[START OF Data for this task]

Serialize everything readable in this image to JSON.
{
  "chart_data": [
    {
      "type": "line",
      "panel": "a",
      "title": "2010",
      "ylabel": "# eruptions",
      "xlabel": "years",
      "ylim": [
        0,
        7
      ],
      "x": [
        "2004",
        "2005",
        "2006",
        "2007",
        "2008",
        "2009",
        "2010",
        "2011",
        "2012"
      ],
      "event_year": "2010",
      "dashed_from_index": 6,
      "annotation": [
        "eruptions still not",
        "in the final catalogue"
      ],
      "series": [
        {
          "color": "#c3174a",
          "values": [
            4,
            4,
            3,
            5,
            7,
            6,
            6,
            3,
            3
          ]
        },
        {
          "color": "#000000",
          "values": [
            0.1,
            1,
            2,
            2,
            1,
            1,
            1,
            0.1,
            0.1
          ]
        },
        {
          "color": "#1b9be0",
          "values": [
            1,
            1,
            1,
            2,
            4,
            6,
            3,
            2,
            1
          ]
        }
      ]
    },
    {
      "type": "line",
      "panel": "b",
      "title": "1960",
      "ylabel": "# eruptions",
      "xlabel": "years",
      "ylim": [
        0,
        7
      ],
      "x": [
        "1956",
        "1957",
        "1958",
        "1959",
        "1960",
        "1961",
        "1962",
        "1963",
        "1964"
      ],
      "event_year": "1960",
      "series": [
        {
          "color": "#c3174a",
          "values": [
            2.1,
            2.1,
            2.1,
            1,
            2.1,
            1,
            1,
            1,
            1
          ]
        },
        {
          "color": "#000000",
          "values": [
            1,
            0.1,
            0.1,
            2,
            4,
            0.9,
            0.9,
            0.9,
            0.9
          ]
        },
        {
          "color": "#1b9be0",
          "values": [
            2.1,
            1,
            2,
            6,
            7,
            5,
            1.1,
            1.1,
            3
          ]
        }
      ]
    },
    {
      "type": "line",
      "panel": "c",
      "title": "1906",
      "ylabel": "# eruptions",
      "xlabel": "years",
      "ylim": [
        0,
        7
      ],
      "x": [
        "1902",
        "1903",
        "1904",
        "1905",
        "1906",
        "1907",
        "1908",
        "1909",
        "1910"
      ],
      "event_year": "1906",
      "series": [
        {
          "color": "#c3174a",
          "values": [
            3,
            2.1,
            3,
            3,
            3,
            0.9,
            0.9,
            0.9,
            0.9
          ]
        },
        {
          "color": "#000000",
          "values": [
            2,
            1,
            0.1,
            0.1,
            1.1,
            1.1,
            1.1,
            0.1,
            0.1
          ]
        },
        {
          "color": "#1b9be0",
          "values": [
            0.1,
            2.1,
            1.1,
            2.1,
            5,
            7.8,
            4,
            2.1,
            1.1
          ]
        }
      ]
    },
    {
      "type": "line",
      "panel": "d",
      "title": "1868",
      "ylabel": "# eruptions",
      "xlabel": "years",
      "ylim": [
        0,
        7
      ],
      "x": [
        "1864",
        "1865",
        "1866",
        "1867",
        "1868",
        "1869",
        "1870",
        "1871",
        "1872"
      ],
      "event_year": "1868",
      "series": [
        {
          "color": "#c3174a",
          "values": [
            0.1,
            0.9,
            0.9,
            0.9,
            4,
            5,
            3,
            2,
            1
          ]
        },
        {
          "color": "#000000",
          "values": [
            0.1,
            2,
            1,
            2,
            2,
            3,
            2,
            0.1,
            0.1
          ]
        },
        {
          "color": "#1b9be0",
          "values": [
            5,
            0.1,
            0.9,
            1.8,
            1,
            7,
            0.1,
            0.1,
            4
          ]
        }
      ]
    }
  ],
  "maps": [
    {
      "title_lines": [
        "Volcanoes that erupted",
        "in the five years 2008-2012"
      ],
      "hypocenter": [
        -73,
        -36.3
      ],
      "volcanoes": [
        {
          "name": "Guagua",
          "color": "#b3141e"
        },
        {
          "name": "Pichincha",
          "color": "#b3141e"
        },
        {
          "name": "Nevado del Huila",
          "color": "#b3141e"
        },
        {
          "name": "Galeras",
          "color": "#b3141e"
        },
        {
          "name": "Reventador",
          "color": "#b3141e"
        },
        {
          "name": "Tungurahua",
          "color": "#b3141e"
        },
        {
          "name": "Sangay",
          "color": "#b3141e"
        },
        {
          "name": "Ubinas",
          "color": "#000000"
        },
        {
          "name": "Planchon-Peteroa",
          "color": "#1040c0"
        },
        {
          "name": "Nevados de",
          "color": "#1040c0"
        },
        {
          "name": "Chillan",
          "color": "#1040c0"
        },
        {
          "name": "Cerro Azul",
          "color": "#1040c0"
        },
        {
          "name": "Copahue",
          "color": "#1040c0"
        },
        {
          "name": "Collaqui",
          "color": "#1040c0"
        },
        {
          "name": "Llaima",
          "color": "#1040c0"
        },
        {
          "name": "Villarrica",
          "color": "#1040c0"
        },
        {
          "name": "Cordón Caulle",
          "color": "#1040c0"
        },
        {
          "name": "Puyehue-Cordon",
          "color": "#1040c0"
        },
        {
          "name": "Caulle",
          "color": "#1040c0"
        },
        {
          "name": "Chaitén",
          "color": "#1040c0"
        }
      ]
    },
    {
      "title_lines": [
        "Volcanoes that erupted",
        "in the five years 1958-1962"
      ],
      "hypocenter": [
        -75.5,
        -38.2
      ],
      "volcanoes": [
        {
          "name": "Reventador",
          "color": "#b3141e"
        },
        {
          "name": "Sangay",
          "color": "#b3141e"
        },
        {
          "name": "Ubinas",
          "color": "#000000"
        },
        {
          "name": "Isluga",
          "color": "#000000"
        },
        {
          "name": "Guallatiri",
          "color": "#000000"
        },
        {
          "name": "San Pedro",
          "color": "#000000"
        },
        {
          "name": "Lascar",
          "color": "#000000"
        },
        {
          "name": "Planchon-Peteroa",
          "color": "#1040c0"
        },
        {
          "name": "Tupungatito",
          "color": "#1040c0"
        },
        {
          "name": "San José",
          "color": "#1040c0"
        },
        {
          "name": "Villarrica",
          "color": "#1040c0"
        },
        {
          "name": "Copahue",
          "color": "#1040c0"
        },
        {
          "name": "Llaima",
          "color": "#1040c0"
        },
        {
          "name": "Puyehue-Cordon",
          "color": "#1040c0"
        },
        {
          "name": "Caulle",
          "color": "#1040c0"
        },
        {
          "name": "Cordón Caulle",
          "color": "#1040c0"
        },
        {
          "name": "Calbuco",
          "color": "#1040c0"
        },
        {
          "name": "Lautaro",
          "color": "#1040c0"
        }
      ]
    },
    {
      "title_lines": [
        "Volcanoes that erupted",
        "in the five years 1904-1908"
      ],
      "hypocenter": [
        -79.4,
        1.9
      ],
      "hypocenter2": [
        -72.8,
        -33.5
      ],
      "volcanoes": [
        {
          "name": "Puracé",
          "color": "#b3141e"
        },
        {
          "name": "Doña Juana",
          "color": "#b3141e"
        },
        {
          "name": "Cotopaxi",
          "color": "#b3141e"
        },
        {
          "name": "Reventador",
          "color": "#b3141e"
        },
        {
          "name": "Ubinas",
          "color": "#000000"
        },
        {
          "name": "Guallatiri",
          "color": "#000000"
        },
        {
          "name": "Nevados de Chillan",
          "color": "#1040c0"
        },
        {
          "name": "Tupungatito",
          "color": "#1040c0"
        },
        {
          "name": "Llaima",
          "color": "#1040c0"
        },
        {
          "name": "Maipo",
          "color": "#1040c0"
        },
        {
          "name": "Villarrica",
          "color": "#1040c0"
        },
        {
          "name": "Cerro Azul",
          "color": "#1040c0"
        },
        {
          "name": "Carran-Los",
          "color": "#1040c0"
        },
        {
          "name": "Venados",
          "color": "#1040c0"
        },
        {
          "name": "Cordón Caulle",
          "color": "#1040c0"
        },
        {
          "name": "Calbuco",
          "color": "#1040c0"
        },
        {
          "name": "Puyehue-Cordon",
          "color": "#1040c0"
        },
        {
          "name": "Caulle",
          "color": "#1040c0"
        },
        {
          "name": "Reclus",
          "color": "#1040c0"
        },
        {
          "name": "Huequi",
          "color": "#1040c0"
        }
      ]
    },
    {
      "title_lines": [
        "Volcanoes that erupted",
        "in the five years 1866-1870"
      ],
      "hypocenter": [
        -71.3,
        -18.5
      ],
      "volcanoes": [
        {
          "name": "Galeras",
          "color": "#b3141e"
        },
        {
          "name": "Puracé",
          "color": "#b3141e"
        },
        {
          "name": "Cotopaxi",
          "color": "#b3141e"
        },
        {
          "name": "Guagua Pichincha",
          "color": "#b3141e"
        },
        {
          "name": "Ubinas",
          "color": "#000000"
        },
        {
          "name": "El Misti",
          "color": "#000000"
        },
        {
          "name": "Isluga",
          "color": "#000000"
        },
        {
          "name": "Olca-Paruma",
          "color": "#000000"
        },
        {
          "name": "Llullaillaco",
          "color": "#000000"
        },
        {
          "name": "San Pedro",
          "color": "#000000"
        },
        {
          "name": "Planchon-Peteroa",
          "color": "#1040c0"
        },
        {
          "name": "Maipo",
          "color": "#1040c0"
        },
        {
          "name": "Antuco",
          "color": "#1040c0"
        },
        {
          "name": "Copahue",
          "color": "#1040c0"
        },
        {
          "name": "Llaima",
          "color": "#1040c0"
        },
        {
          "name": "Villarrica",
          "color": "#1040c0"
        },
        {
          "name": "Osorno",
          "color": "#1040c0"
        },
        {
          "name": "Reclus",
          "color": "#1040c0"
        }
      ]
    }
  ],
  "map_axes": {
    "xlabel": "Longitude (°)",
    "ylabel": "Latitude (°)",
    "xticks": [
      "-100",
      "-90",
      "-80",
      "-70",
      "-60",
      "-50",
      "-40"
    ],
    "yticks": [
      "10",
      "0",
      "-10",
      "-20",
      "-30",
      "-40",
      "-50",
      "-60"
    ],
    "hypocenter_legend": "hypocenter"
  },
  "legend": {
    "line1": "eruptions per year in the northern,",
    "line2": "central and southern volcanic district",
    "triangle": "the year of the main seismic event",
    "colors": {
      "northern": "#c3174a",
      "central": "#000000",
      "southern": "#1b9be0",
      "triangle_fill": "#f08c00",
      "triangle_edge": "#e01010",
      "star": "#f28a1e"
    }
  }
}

[END OF Data for this task]

### Short problem
Extract, from the listing above, every line where the string "southern" occurs.

### Response below
    "line2": "central and southern volcanic district",
      "southern": "#1b9be0",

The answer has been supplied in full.